(Stored records)
◆ ◆ ◆ ◆

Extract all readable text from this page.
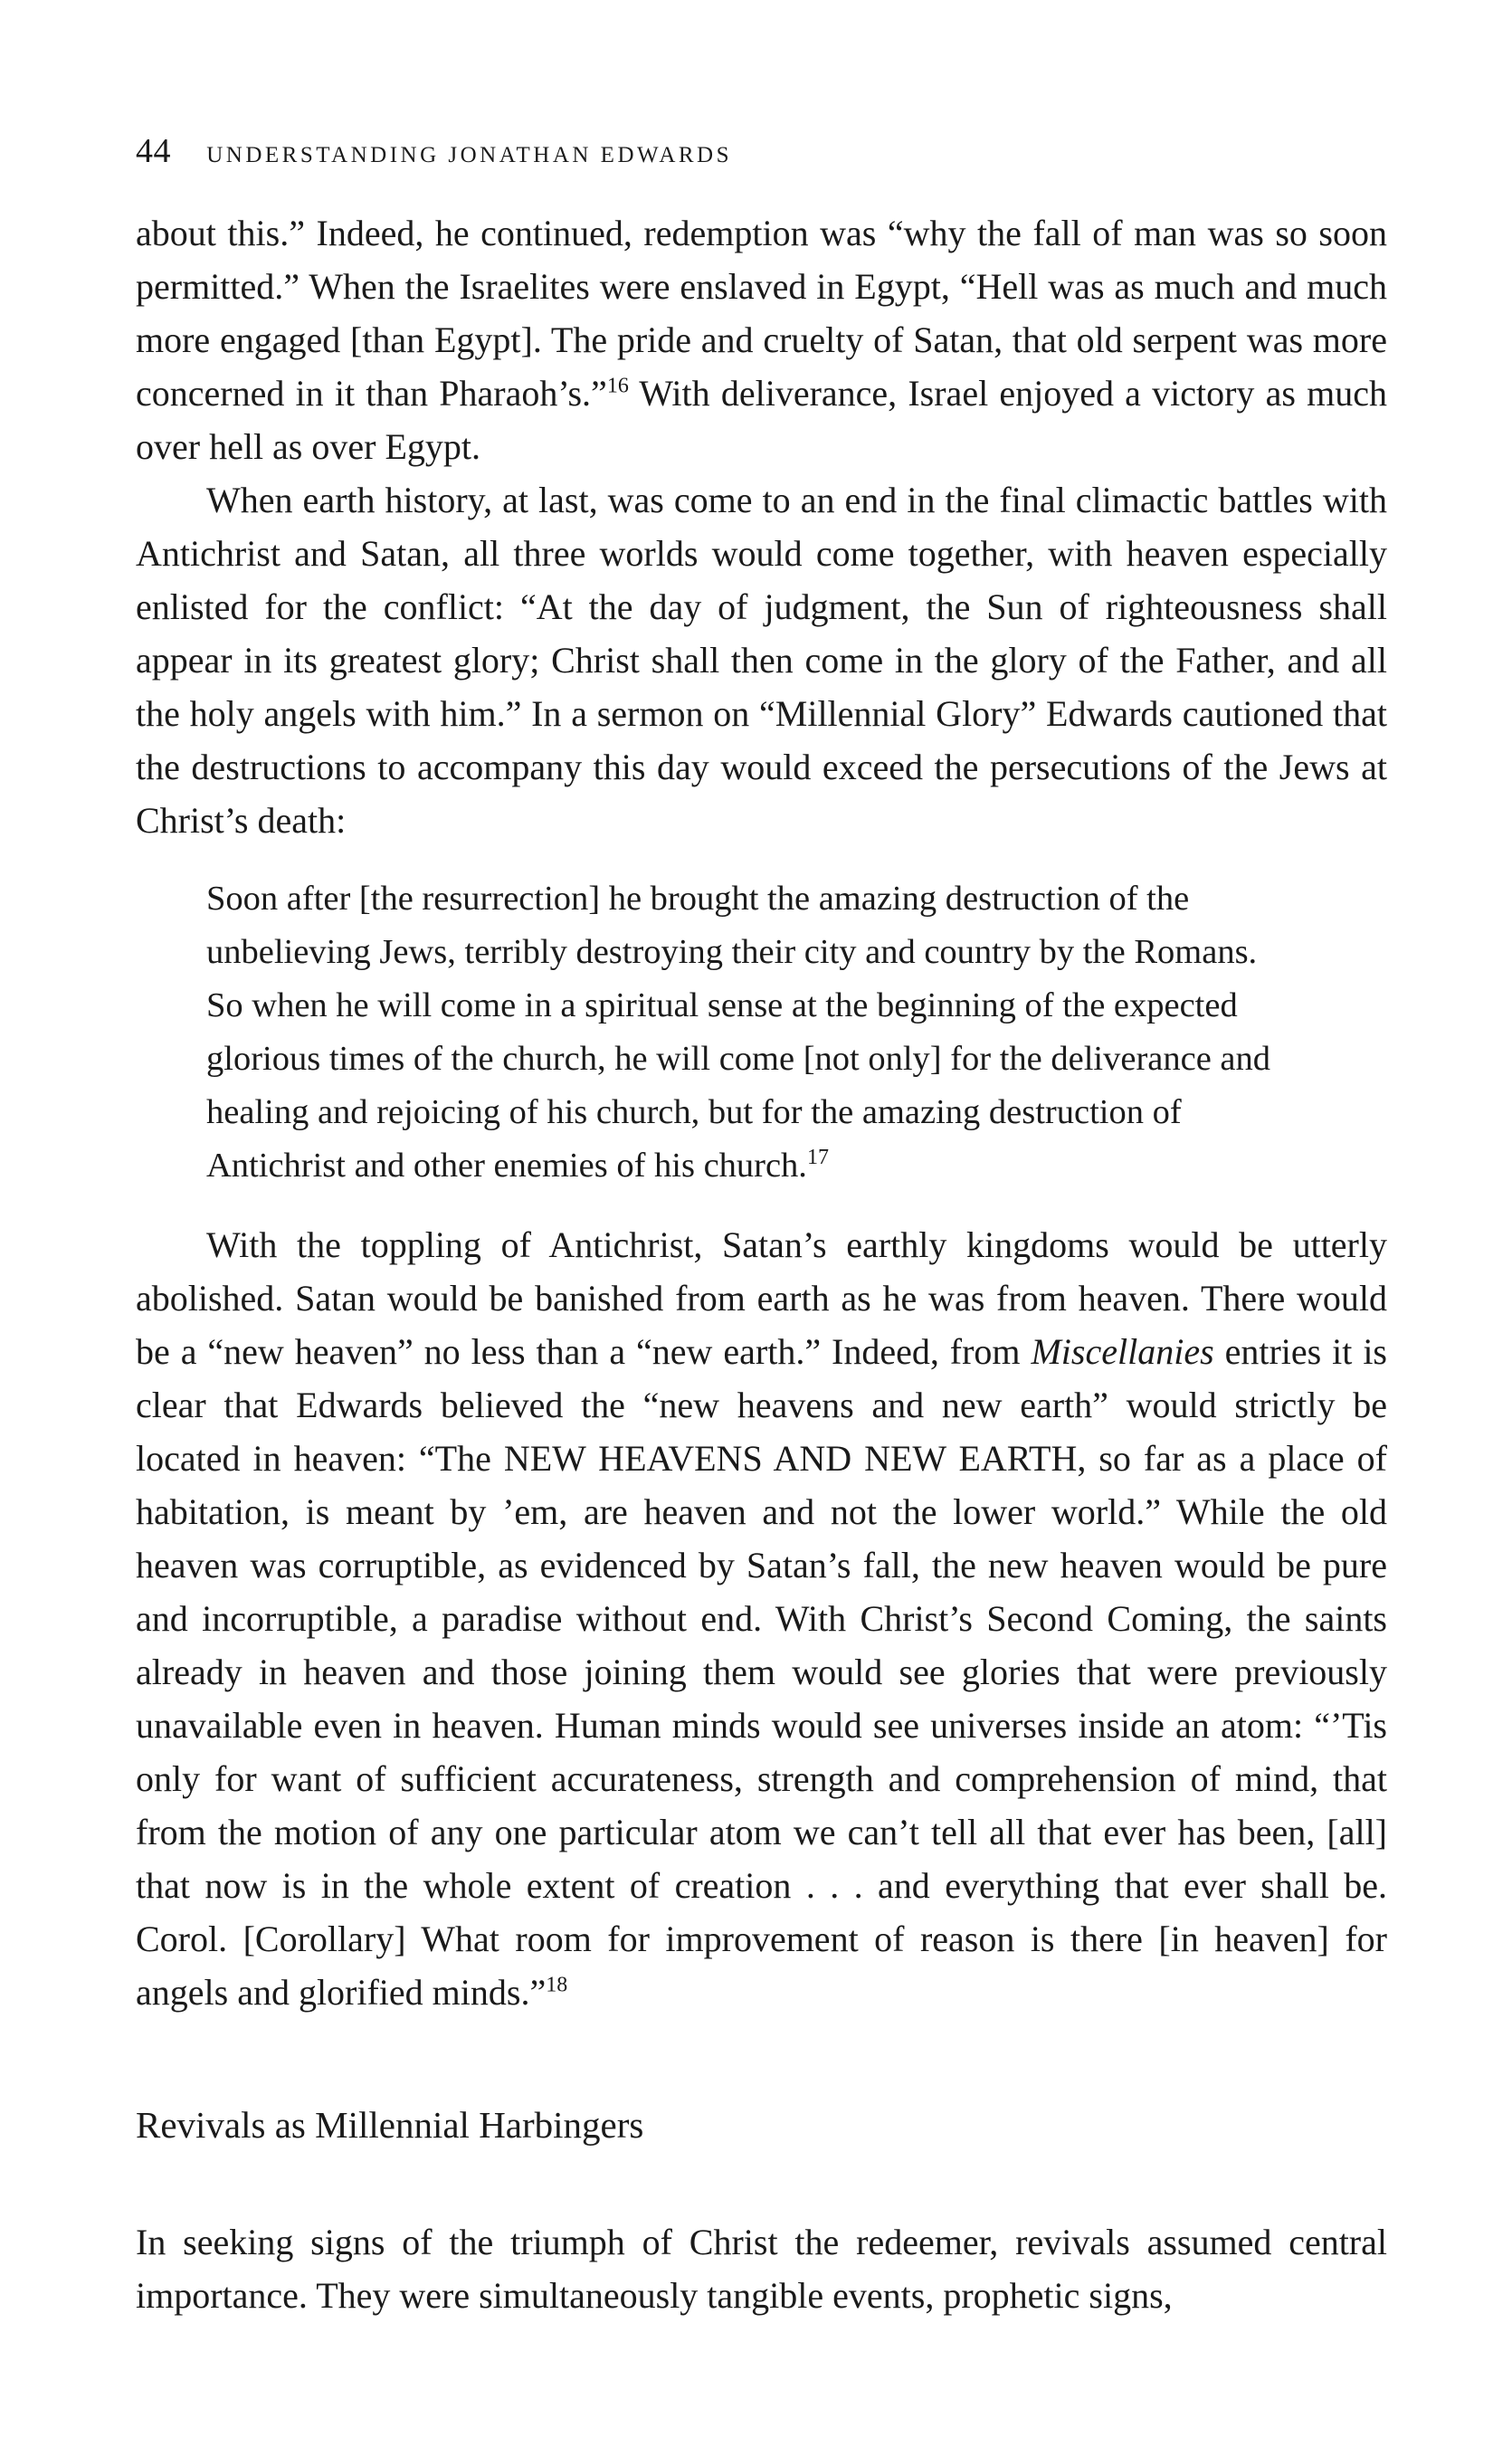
44 UNDERSTANDING JONATHAN EDWARDS

about this.” Indeed, he continued, redemption was “why the fall of man was so soon permitted.” When the Israelites were enslaved in Egypt, “Hell was as much and much more engaged [than Egypt]. The pride and cruelty of Satan, that old serpent was more concerned in it than Pharaoh’s.”$^{16}$ With deliverance, Israel enjoyed a victory as much over hell as over Egypt.

When earth history, at last, was come to an end in the final climactic battles with Antichrist and Satan, all three worlds would come together, with heaven especially enlisted for the conflict: “At the day of judgment, the Sun of righteousness shall appear in its greatest glory; Christ shall then come in the glory of the Father, and all the holy angels with him.” In a sermon on “Millennial Glory” Edwards cautioned that the destructions to accompany this day would exceed the persecutions of the Jews at Christ’s death:

Soon after [the resurrection] he brought the amazing destruction of the unbelieving Jews, terribly destroying their city and country by the Romans. So when he will come in a spiritual sense at the beginning of the expected glorious times of the church, he will come [not only] for the deliverance and healing and rejoicing of his church, but for the amazing destruction of Antichrist and other enemies of his church.$^{17}$

With the toppling of Antichrist, Satan’s earthly kingdoms would be utterly abolished. Satan would be banished from earth as he was from heaven. There would be a “new heaven” no less than a “new earth.” Indeed, from Miscellanies entries it is clear that Edwards believed the “new heavens and new earth” would strictly be located in heaven: “The NEW HEAVENS AND NEW EARTH, so far as a place of habitation, is meant by ’em, are heaven and not the lower world.” While the old heaven was corruptible, as evidenced by Satan’s fall, the new heaven would be pure and incorruptible, a paradise without end. With Christ’s Second Coming, the saints already in heaven and those joining them would see glories that were previously unavailable even in heaven. Human minds would see universes inside an atom: “’Tis only for want of sufficient accurateness, strength and comprehension of mind, that from the motion of any one particular atom we can’t tell all that ever has been, [all] that now is in the whole extent of creation . . . and everything that ever shall be. Corol. [Corollary] What room for improvement of reason is there [in heaven] for angels and glorified minds.”$^{18}$

Revivals as Millennial Harbingers

In seeking signs of the triumph of Christ the redeemer, revivals assumed central importance. They were simultaneously tangible events, prophetic signs,
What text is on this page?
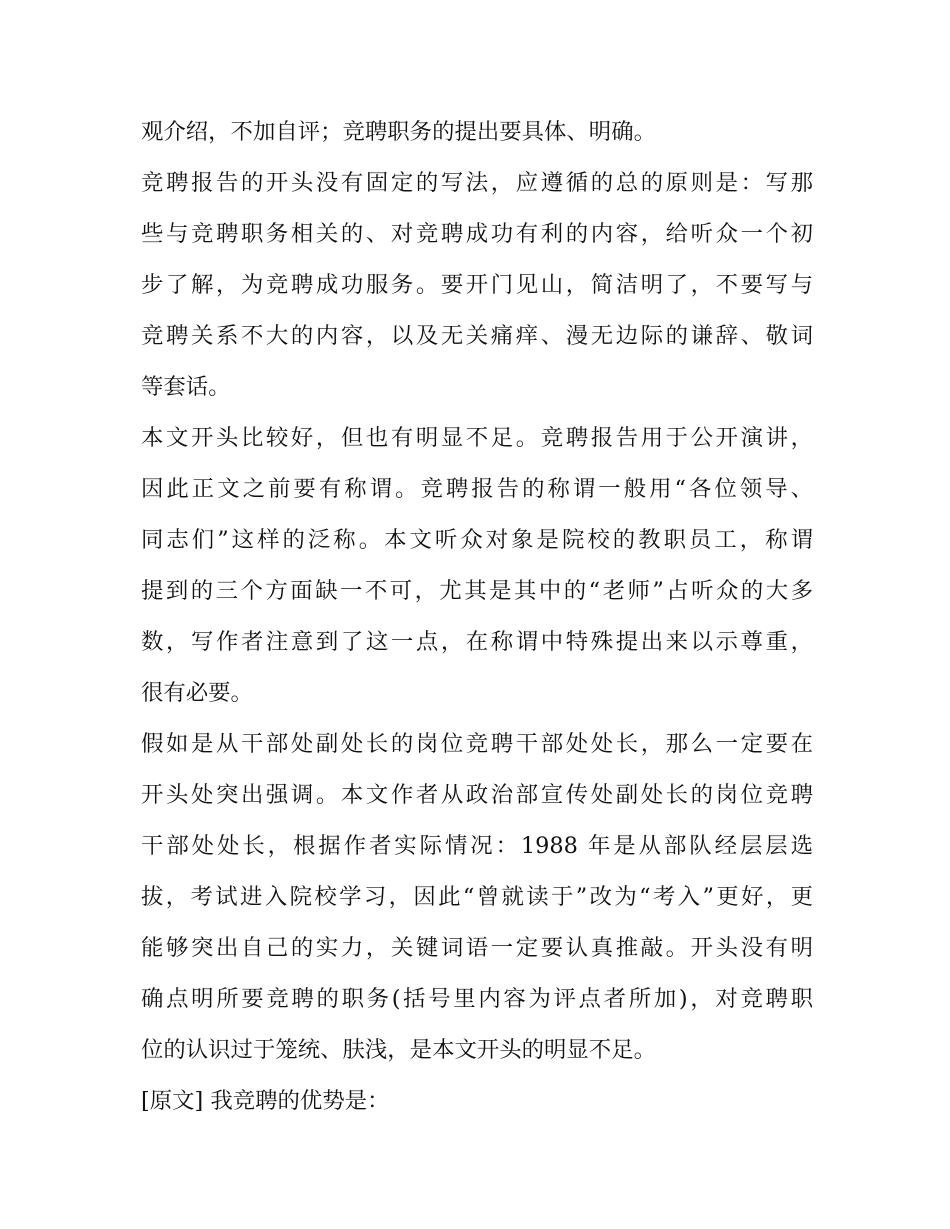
观介绍，不加自评；竞聘职务的提出要具体、明确。
竞聘报告的开头没有固定的写法，应遵循的总的原则是：写那
些与竞聘职务相关的、对竞聘成功有利的内容，给听众一个初
步了解，为竞聘成功服务。要开门见山，简洁明了，不要写与
竞聘关系不大的内容，以及无关痛痒、漫无边际的谦辞、敬词
等套话。
本文开头比较好，但也有明显不足。竞聘报告用于公开演讲，
因此正文之前要有称谓。竞聘报告的称谓一般用“各位领导、
同志们”这样的泛称。本文听众对象是院校的教职员工，称谓
提到的三个方面缺一不可，尤其是其中的“老师”占听众的大多
数，写作者注意到了这一点，在称谓中特殊提出来以示尊重，
很有必要。
假如是从干部处副处长的岗位竞聘干部处处长，那么一定要在
开头处突出强调。本文作者从政治部宣传处副处长的岗位竞聘
干部处处长，根据作者实际情况：1988 年是从部队经层层选
拔，考试进入院校学习，因此“曾就读于”改为“考入”更好，更
能够突出自己的实力，关键词语一定要认真推敲。开头没有明
确点明所要竞聘的职务(括号里内容为评点者所加)，对竞聘职
位的认识过于笼统、肤浅，是本文开头的明显不足。
[原文] 我竞聘的优势是：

◆ ◆ ◆ ◆

= Exercise instructions =
In the records above, find the lines containing "text" and copy them.

= Completed exercise =
Extract all readable text from this page.
What text is on this page?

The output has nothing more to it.